→ **WRITTEN REQUEST**:
Copy all lines below containing "different".

Figure contents as structured data:

------------------------------------------------------------------------

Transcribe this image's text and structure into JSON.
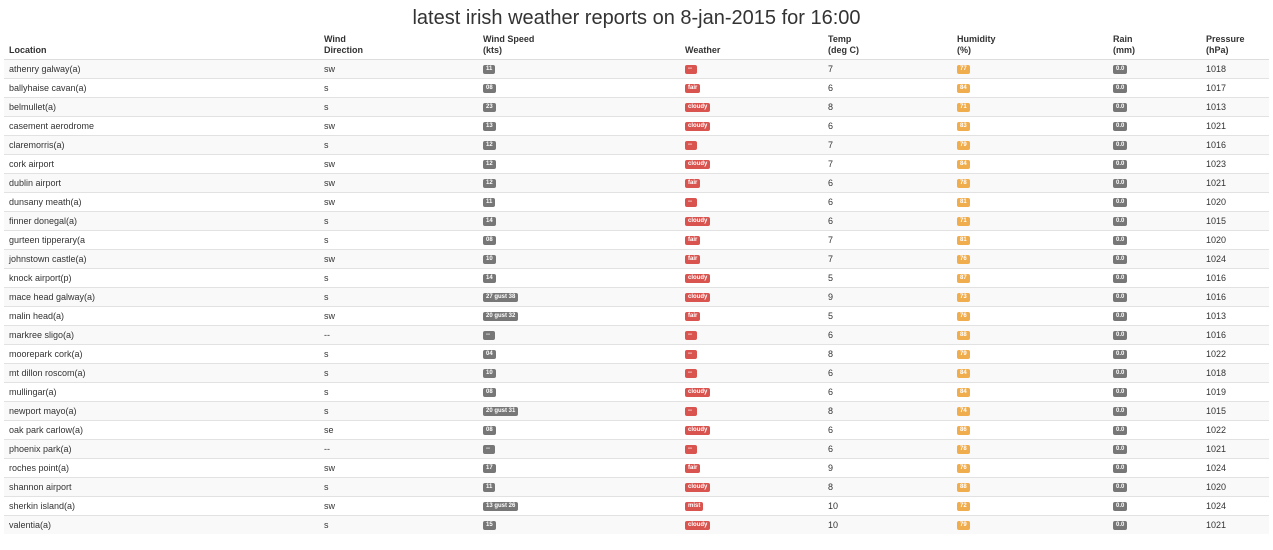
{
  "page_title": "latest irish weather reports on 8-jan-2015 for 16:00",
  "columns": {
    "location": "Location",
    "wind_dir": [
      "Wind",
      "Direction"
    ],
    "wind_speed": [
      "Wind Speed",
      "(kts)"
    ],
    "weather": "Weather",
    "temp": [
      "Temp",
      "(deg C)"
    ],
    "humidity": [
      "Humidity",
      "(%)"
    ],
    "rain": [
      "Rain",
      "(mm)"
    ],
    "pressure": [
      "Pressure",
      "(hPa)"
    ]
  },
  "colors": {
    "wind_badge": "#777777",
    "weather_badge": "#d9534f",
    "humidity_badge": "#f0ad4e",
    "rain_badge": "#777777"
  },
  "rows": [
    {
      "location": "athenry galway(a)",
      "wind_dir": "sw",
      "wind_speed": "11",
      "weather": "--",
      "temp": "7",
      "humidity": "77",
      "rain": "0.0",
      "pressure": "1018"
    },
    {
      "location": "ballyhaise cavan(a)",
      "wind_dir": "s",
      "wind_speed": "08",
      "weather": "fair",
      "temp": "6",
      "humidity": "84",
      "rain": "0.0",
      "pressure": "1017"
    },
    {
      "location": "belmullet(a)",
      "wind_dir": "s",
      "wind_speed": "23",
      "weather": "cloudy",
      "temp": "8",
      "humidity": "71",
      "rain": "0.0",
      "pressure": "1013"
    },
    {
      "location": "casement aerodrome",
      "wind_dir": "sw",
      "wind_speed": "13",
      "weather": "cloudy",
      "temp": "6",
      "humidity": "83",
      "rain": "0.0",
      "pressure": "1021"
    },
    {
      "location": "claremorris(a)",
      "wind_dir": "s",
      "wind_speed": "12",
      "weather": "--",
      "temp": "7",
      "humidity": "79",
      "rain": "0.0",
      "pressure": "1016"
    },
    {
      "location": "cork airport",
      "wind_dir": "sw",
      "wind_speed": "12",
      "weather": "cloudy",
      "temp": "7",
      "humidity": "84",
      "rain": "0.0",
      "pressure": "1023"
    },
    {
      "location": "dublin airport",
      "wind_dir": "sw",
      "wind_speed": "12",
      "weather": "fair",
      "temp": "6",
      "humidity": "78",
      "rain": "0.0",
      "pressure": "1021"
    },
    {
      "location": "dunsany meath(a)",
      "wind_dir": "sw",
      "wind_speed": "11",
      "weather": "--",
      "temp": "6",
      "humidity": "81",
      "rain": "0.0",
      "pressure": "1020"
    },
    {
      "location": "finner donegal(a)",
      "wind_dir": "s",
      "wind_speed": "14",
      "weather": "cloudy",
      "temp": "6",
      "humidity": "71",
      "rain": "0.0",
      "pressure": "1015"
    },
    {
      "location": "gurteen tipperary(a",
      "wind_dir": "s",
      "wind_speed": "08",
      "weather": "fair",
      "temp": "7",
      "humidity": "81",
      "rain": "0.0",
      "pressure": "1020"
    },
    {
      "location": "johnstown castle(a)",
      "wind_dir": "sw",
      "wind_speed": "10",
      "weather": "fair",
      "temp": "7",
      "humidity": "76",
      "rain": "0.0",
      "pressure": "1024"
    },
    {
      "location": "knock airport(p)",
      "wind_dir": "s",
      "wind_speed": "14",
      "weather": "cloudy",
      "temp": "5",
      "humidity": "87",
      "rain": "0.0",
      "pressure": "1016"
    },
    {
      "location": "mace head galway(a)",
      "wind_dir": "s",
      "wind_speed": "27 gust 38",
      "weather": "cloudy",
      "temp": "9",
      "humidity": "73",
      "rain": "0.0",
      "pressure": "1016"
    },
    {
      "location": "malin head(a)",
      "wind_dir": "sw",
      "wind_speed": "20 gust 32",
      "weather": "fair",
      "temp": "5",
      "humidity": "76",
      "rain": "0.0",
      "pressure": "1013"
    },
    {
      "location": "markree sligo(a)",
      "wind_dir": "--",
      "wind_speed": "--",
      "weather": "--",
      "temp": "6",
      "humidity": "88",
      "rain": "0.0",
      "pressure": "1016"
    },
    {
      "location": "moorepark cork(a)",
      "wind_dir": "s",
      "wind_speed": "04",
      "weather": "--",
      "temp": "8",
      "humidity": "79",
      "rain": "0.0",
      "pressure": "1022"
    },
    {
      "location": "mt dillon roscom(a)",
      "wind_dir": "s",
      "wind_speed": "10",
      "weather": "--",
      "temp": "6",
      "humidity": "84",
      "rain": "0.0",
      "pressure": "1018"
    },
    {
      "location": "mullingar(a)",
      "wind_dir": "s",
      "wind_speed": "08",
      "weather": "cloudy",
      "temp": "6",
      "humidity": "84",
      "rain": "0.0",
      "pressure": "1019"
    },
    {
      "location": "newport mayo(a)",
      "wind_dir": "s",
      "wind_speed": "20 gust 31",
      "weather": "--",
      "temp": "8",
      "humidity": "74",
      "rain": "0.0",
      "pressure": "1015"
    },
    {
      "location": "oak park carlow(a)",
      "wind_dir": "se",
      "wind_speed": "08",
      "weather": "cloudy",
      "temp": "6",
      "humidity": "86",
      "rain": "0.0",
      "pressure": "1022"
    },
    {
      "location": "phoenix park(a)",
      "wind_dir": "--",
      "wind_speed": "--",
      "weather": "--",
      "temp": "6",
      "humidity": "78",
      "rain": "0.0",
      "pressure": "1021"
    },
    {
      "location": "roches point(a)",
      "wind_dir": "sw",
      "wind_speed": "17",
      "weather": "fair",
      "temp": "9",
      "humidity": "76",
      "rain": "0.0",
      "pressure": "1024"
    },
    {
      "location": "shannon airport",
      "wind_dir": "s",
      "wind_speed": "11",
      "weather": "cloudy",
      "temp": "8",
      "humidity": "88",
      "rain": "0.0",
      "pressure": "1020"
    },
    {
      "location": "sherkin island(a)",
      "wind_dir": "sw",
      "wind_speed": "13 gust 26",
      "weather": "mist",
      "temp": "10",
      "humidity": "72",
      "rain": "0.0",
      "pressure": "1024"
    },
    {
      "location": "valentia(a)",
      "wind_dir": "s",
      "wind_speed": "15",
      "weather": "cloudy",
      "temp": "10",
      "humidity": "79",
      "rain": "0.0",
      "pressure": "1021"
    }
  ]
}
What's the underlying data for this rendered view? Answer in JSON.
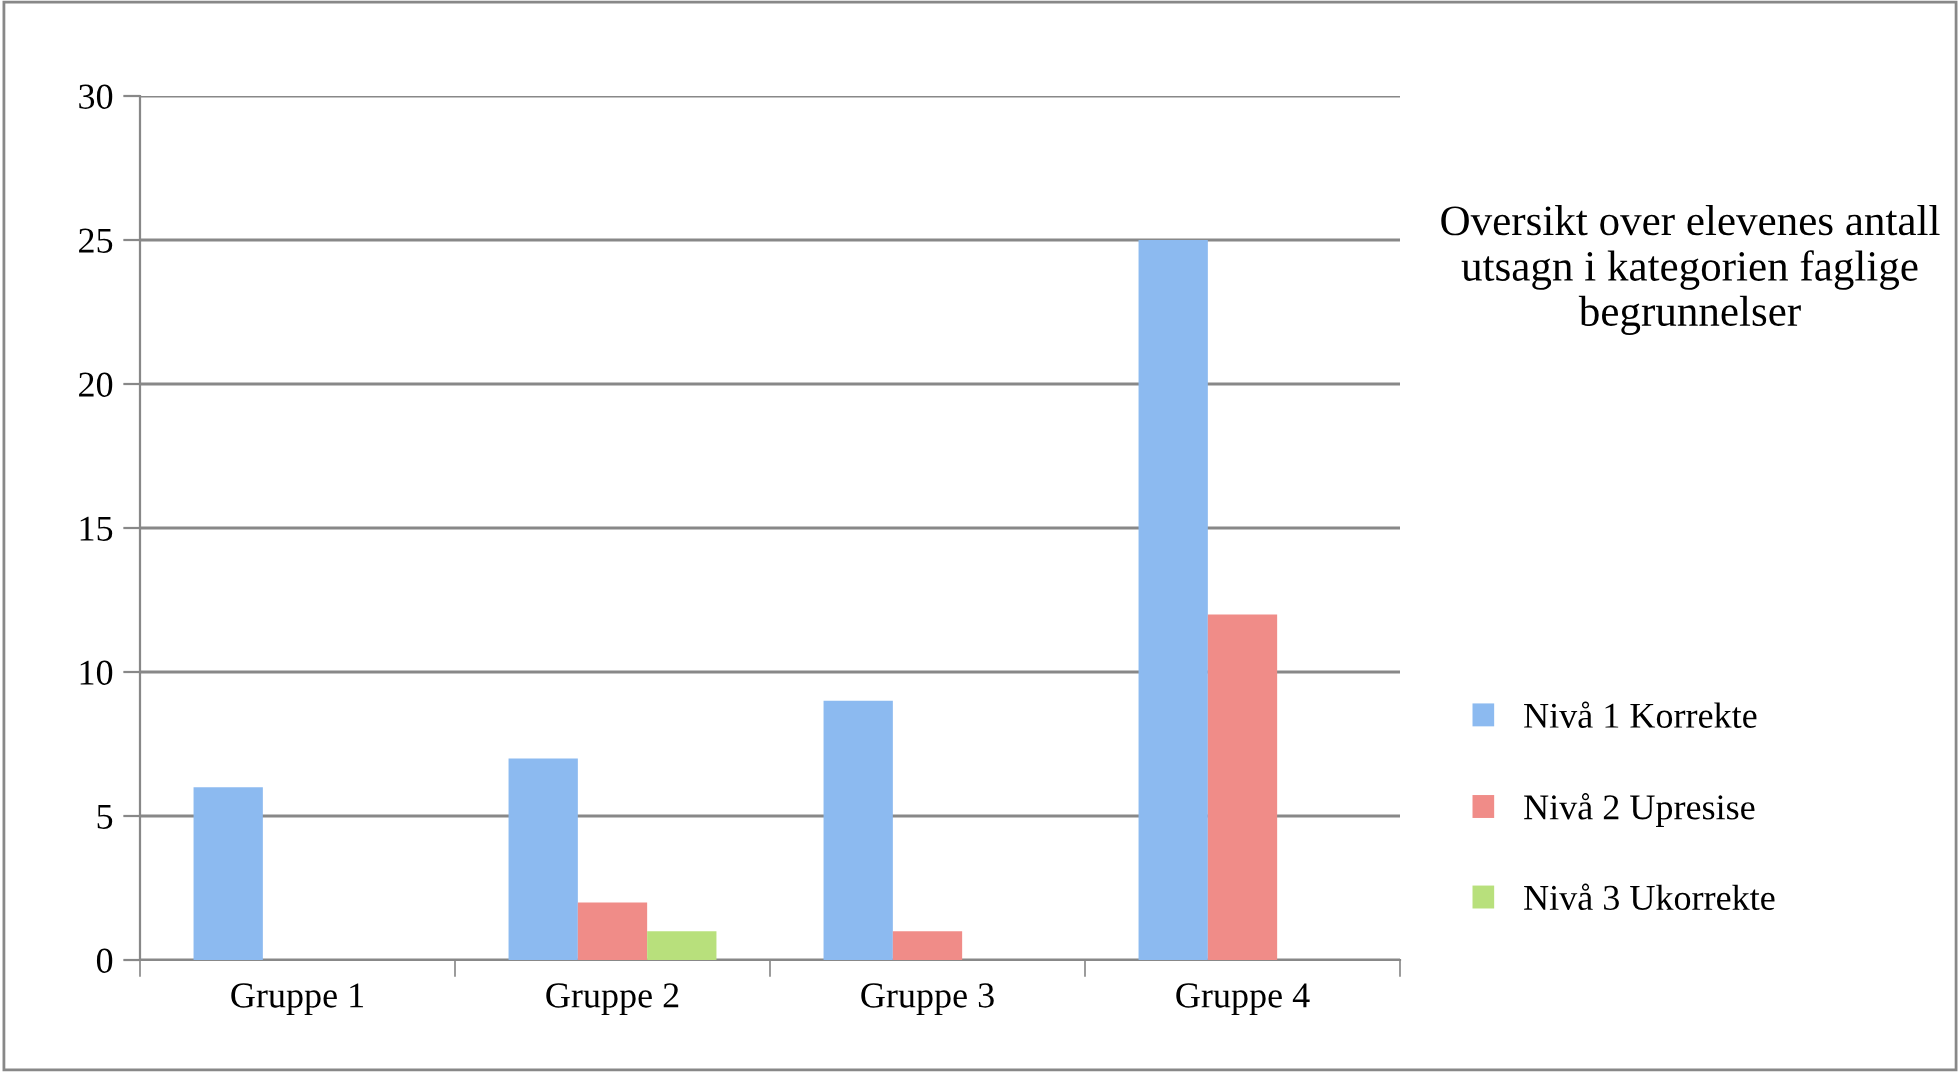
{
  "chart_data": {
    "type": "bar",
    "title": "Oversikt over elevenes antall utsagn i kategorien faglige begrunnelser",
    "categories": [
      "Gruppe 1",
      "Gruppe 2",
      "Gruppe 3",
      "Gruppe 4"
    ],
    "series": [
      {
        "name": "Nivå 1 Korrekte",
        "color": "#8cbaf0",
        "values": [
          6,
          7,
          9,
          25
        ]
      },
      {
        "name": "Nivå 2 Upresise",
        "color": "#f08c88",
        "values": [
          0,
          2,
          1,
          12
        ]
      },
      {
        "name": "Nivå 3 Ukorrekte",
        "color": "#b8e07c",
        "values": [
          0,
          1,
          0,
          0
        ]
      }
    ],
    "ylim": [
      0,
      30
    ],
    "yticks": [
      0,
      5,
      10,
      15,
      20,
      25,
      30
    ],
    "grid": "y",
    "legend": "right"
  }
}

------------------------------------------------------------------------

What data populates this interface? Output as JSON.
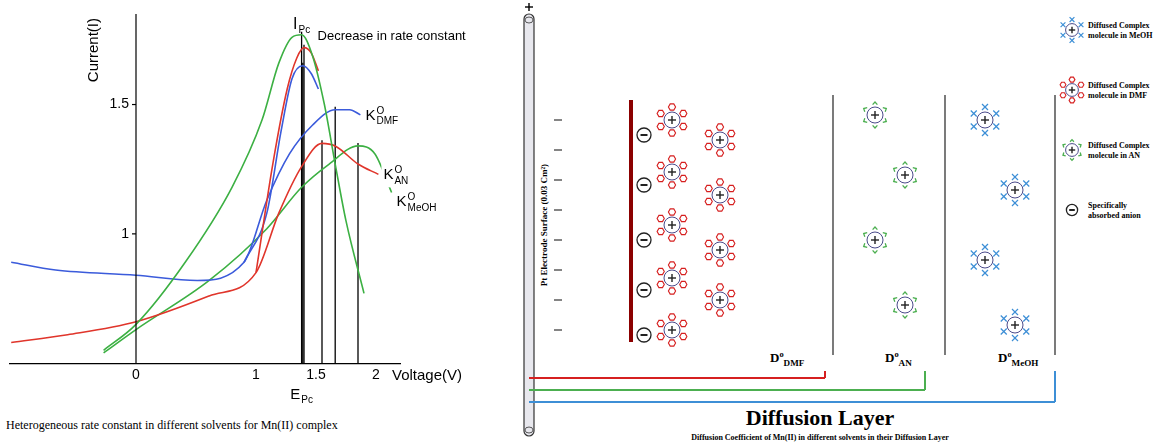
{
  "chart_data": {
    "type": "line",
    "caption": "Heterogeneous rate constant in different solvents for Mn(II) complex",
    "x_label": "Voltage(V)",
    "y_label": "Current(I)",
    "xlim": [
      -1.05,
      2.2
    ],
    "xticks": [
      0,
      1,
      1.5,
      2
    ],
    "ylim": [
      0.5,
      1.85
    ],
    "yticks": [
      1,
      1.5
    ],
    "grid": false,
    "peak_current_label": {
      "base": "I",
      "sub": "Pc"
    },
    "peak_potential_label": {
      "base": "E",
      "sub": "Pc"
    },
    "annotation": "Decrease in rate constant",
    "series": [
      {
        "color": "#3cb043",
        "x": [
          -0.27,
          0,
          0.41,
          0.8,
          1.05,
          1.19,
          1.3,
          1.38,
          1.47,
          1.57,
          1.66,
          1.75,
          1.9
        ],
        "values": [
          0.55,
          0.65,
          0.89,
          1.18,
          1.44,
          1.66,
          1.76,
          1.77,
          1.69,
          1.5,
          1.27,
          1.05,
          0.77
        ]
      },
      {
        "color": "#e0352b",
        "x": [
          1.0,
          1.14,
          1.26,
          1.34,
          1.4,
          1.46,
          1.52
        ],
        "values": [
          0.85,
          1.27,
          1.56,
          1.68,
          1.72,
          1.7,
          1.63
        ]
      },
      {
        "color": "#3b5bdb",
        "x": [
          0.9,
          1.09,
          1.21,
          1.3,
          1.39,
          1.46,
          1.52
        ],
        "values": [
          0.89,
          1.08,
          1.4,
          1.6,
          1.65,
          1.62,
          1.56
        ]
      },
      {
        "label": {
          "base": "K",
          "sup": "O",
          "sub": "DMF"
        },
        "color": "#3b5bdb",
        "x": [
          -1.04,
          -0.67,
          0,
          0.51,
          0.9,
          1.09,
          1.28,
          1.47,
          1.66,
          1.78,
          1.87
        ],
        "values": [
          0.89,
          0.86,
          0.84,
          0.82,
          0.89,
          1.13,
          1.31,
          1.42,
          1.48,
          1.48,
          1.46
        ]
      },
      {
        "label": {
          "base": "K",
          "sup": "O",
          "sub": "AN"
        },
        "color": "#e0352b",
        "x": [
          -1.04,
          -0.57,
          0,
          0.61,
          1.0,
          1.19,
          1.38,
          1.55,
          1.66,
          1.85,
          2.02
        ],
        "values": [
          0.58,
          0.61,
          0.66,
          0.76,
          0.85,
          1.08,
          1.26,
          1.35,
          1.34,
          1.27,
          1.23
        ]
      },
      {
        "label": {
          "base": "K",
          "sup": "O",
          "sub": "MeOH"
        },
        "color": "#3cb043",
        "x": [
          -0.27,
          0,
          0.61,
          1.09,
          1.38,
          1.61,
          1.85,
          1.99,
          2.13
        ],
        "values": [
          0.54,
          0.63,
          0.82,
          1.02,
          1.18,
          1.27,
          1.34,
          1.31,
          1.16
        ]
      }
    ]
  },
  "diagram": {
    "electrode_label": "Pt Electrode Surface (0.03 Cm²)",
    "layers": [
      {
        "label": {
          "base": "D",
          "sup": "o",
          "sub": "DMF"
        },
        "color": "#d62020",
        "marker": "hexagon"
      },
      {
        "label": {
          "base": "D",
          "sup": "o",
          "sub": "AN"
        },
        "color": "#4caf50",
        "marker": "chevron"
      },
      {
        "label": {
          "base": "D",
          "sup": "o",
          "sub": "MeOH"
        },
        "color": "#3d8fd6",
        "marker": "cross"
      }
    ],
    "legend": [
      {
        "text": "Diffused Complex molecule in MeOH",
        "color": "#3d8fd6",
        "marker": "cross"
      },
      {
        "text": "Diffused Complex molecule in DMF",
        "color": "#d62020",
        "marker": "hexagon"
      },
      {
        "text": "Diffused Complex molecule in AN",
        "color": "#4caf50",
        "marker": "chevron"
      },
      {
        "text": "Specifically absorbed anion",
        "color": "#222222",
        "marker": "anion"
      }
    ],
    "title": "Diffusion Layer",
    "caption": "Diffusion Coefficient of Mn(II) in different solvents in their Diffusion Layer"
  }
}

------------------------------------------------------------------------

→ **EXERCISE RESULT**:
    "caption": "Heterogeneous rate constant in different solvents for Mn(II) complex",
    "caption": "Diffusion Coefficient of Mn(II) in different solvents in their Diffusion Layer"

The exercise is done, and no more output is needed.